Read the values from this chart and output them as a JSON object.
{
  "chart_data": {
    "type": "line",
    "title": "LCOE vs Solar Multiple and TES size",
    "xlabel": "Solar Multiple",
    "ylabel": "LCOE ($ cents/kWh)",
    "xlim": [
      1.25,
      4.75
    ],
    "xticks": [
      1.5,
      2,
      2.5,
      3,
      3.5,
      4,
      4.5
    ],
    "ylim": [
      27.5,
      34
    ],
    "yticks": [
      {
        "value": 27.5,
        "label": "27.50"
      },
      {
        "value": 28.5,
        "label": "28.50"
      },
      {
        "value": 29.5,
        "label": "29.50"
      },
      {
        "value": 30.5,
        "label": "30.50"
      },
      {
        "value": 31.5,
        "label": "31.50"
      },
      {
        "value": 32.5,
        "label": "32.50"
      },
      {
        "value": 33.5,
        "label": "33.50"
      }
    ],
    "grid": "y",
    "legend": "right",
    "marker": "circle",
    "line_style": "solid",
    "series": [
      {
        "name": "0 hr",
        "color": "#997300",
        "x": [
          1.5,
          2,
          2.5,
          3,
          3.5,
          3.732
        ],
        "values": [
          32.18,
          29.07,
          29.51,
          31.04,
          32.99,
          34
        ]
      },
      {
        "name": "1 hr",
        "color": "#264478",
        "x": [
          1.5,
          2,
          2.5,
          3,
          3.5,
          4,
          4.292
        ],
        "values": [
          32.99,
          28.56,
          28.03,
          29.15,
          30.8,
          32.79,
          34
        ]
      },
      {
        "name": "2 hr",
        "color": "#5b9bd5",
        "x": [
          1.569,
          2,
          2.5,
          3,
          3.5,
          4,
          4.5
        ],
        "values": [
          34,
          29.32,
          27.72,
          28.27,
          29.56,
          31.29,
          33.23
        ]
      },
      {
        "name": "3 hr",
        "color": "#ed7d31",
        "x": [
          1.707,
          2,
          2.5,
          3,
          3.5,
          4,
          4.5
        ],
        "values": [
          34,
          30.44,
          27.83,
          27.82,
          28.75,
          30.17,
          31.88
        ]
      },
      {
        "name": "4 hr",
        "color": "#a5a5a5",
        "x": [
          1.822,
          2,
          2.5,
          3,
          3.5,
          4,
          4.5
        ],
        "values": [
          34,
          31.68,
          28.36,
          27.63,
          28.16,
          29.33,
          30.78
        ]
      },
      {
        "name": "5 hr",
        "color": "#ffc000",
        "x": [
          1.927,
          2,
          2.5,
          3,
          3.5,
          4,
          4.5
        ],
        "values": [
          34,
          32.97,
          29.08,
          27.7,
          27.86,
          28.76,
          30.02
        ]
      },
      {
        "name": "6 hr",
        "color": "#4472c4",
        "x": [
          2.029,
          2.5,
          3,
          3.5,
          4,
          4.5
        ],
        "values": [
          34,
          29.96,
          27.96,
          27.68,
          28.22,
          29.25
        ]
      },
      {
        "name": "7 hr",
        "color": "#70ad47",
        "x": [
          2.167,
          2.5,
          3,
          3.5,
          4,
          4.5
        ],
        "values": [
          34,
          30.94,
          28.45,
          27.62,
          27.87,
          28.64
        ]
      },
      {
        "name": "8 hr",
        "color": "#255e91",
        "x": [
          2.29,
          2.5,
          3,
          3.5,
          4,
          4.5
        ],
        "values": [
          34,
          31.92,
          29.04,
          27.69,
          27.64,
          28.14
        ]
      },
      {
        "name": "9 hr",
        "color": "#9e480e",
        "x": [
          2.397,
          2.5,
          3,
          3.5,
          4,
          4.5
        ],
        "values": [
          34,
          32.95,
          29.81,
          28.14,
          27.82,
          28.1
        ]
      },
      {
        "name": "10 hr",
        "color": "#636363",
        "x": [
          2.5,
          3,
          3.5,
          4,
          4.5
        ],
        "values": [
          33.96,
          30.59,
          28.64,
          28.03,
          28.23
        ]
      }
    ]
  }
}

────────────────

▶ **WHAT THE TASK REQUIRES**: Filter the records down to the lines that contain the string "LCOE", and copy those lines.

▶ **CORRECT OUTPUT**:
    "title": "LCOE vs Solar Multiple and TES size",
    "ylabel": "LCOE ($ cents/kWh)",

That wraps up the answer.